#### Data for processing
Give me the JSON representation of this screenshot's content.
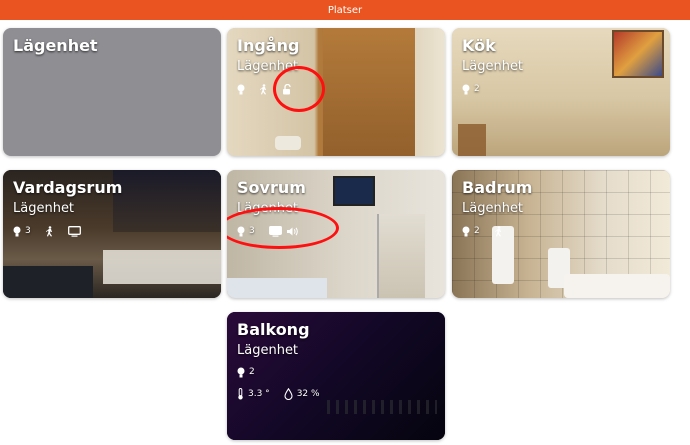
{
  "window": {
    "title": "Platser"
  },
  "colors": {
    "titlebar": "#e95420",
    "annotation": "#ff1010",
    "empty_card": "#8e8e93"
  },
  "cards": [
    {
      "name": "Lägenhet",
      "sub": "",
      "icons": []
    },
    {
      "name": "Ingång",
      "sub": "Lägenhet",
      "icons": [
        "lightbulb-icon",
        "motion-icon",
        "unlocked-padlock-icon"
      ]
    },
    {
      "name": "Kök",
      "sub": "Lägenhet",
      "lights": "2"
    },
    {
      "name": "Vardagsrum",
      "sub": "Lägenhet",
      "lights": "3",
      "icons": [
        "lightbulb-icon",
        "motion-icon",
        "tv-icon"
      ]
    },
    {
      "name": "Sovrum",
      "sub": "Lägenhet",
      "lights": "3",
      "icons": [
        "lightbulb-icon",
        "tv-icon",
        "speaker-icon"
      ]
    },
    {
      "name": "Badrum",
      "sub": "Lägenhet",
      "lights": "2",
      "icons": [
        "lightbulb-icon",
        "motion-icon"
      ]
    },
    {
      "name": "Balkong",
      "sub": "Lägenhet",
      "lights": "2",
      "temperature": "3.3 °",
      "humidity": "32 %"
    }
  ]
}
########
[Exercise details]: In this exercise, set down all of the data exactly, without the pictures.

[Correct result]:
Give me the JSON representation of this screenshot's content.
{
  "window": {
    "title": "Platser"
  },
  "colors": {
    "titlebar": "#e95420",
    "annotation": "#ff1010",
    "empty_card": "#8e8e93"
  },
  "cards": [
    {
      "name": "Lägenhet",
      "sub": "",
      "icons": []
    },
    {
      "name": "Ingång",
      "sub": "Lägenhet",
      "icons": [
        "lightbulb-icon",
        "motion-icon",
        "unlocked-padlock-icon"
      ]
    },
    {
      "name": "Kök",
      "sub": "Lägenhet",
      "lights": "2"
    },
    {
      "name": "Vardagsrum",
      "sub": "Lägenhet",
      "lights": "3",
      "icons": [
        "lightbulb-icon",
        "motion-icon",
        "tv-icon"
      ]
    },
    {
      "name": "Sovrum",
      "sub": "Lägenhet",
      "lights": "3",
      "icons": [
        "lightbulb-icon",
        "tv-icon",
        "speaker-icon"
      ]
    },
    {
      "name": "Badrum",
      "sub": "Lägenhet",
      "lights": "2",
      "icons": [
        "lightbulb-icon",
        "motion-icon"
      ]
    },
    {
      "name": "Balkong",
      "sub": "Lägenhet",
      "lights": "2",
      "temperature": "3.3 °",
      "humidity": "32 %"
    }
  ]
}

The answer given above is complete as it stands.